------ SUPPLIED MATERIAL ------

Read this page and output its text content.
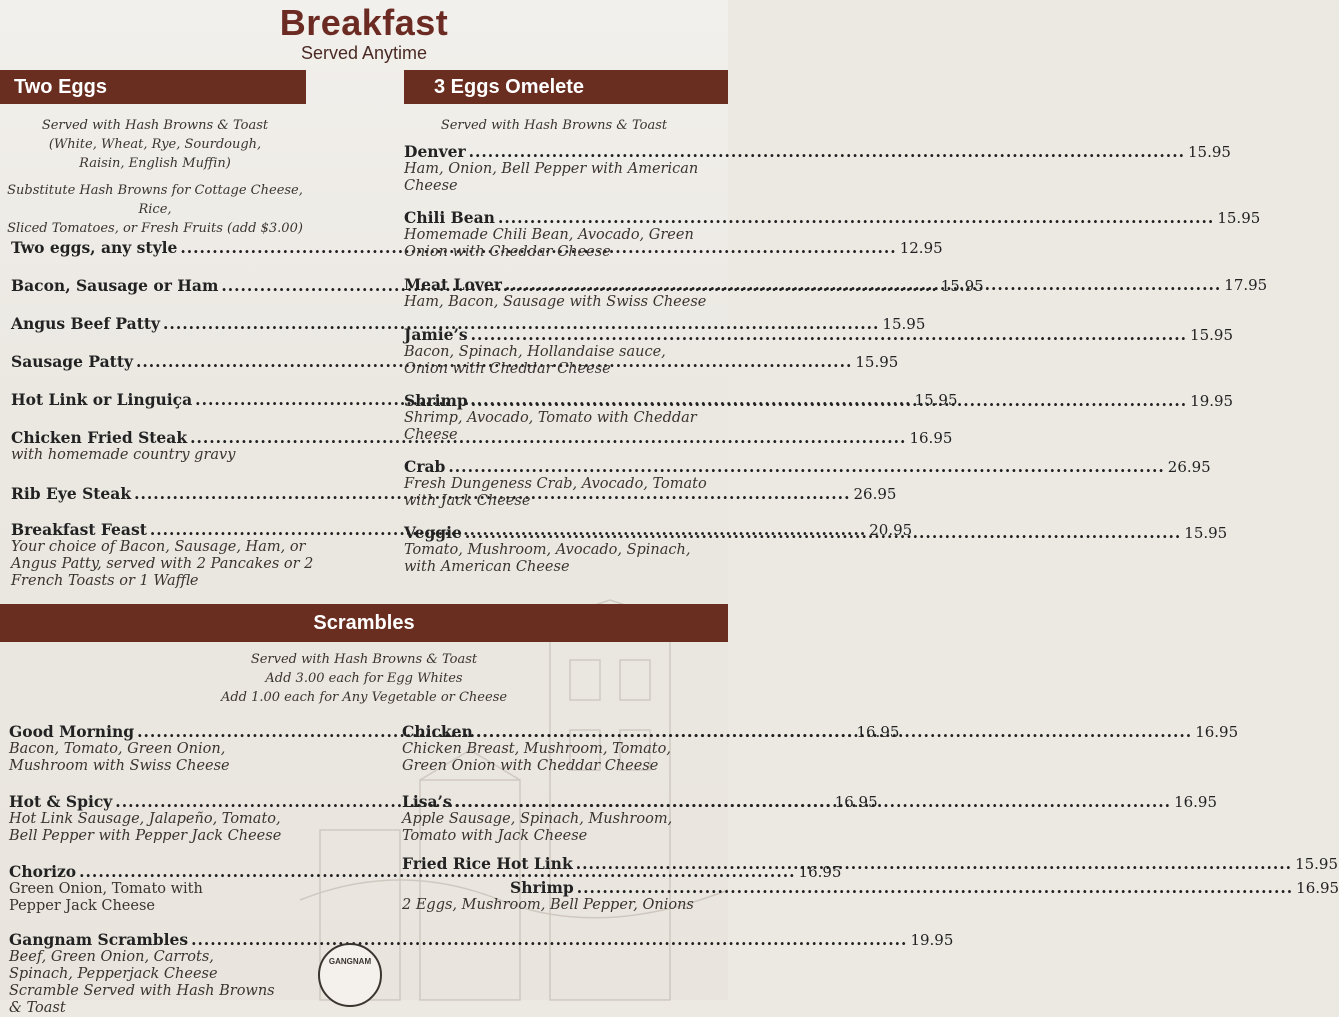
Breakfast
Served Anytime
Two Eggs
Served with Hash Browns & Toast
(White, Wheat, Rye, Sourdough,
Raisin, English Muffin)
Substitute Hash Browns for Cottage Cheese, Rice,
Sliced Tomatoes, or Fresh Fruits (add $3.00)
Two eggs, any style .....	12.95
Bacon, Sausage or Ham .....	15.95
Angus Beef Patty .....	15.95
Sausage Patty .....	15.95
Hot Link or Linguiça .....	15.95
Chicken Fried Steak .....	16.95
with homemade country gravy
Rib Eye Steak .....	26.95
Breakfast Feast .....	20.95
Your choice of Bacon, Sausage, Ham, or Angus Patty, served with 2 Pancakes or 2 French Toasts or 1 Waffle
3 Eggs Omelete
Served with Hash Browns & Toast
Denver .....	15.95
Ham, Onion, Bell Pepper with American Cheese
Chili Bean .....	15.95
Homemade Chili Bean, Avocado, Green Onion with Cheddar Cheese
Meat Lover .....	17.95
Ham, Bacon, Sausage with Swiss Cheese
Jamie’s .....	15.95
Bacon, Spinach, Hollandaise sauce, Onion with Cheddar Cheese
Shrimp .....	19.95
Shrimp, Avocado, Tomato with Cheddar Cheese
Crab .....	26.95
Fresh Dungeness Crab, Avocado, Tomato with Jack Cheese
Veggie .....	15.95
Tomato, Mushroom, Avocado, Spinach, with American Cheese
Scrambles
Served with Hash Browns & Toast
Add 3.00 each for Egg Whites
Add 1.00 each for Any Vegetable or Cheese
Good Morning .....	16.95
Bacon, Tomato, Green Onion, Mushroom with Swiss Cheese
Hot & Spicy .....	16.95
Hot Link Sausage, Jalapeño, Tomato, Bell Pepper with Pepper Jack Cheese
Chorizo .....	16.95
Green Onion, Tomato with Pepper Jack Cheese
Gangnam Scrambles .....	19.95
Beef, Green Onion, Carrots, Spinach, Pepperjack Cheese Scramble Served with Hash Browns & Toast
Chicken .....	16.95
Chicken Breast, Mushroom, Tomato, Green Onion with Cheddar Cheese
Lisa’s .....	16.95
Apple Sausage, Spinach, Mushroom, Tomato with Jack Cheese
Fried Rice Hot Link .....	15.95
Shrimp .....	16.95
2 Eggs, Mushroom, Bell Pepper, Onions
GANGNAM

------

Where a line of the data contains "Beef", include it in the tally, and answer with the tally alone.

2